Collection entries
==============================
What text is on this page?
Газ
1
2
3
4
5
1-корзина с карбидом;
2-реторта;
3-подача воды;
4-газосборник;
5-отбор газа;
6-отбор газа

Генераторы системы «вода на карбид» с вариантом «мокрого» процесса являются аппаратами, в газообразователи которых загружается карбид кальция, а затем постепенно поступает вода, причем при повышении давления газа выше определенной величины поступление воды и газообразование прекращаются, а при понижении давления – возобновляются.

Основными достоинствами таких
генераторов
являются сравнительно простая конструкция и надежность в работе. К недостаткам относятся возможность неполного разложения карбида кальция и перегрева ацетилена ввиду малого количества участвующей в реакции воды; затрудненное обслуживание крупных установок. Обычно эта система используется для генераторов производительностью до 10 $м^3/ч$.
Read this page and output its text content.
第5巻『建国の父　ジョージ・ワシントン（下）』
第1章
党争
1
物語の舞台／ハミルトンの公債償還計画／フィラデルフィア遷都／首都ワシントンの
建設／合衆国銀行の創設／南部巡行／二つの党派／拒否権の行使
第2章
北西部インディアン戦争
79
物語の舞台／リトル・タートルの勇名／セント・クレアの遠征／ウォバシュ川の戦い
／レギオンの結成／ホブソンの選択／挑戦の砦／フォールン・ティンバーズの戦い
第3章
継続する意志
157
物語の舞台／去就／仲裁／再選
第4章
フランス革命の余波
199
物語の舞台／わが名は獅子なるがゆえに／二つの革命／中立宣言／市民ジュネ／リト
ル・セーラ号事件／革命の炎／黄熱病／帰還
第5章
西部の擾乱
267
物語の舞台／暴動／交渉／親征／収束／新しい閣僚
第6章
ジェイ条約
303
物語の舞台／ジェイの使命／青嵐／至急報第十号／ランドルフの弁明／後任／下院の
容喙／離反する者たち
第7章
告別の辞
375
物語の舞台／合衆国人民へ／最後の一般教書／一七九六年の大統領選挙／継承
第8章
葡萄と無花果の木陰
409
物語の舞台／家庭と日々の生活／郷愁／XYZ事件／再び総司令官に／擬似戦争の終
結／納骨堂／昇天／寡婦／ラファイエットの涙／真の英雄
==============================
**WHAT THE EXERCISE ASKS:** Leave out every line before the one containing "Read this page and output its text content."; set down that line and all remaining lines of the material exactly.

**SOLUTION BELOW:**
Read this page and output its text content.
第5巻『建国の父　ジョージ・ワシントン（下）』
第1章
党争
1
物語の舞台／ハミルトンの公債償還計画／フィラデルフィア遷都／首都ワシントンの
建設／合衆国銀行の創設／南部巡行／二つの党派／拒否権の行使
第2章
北西部インディアン戦争
79
物語の舞台／リトル・タートルの勇名／セント・クレアの遠征／ウォバシュ川の戦い
／レギオンの結成／ホブソンの選択／挑戦の砦／フォールン・ティンバーズの戦い
第3章
継続する意志
157
物語の舞台／去就／仲裁／再選
第4章
フランス革命の余波
199
物語の舞台／わが名は獅子なるがゆえに／二つの革命／中立宣言／市民ジュネ／リト
ル・セーラ号事件／革命の炎／黄熱病／帰還
第5章
西部の擾乱
267
物語の舞台／暴動／交渉／親征／収束／新しい閣僚
第6章
ジェイ条約
303
物語の舞台／ジェイの使命／青嵐／至急報第十号／ランドルフの弁明／後任／下院の
容喙／離反する者たち
第7章
告別の辞
375
物語の舞台／合衆国人民へ／最後の一般教書／一七九六年の大統領選挙／継承
第8章
葡萄と無花果の木陰
409
物語の舞台／家庭と日々の生活／郷愁／XYZ事件／再び総司令官に／擬似戦争の終
結／納骨堂／昇天／寡婦／ラファイエットの涙／真の英雄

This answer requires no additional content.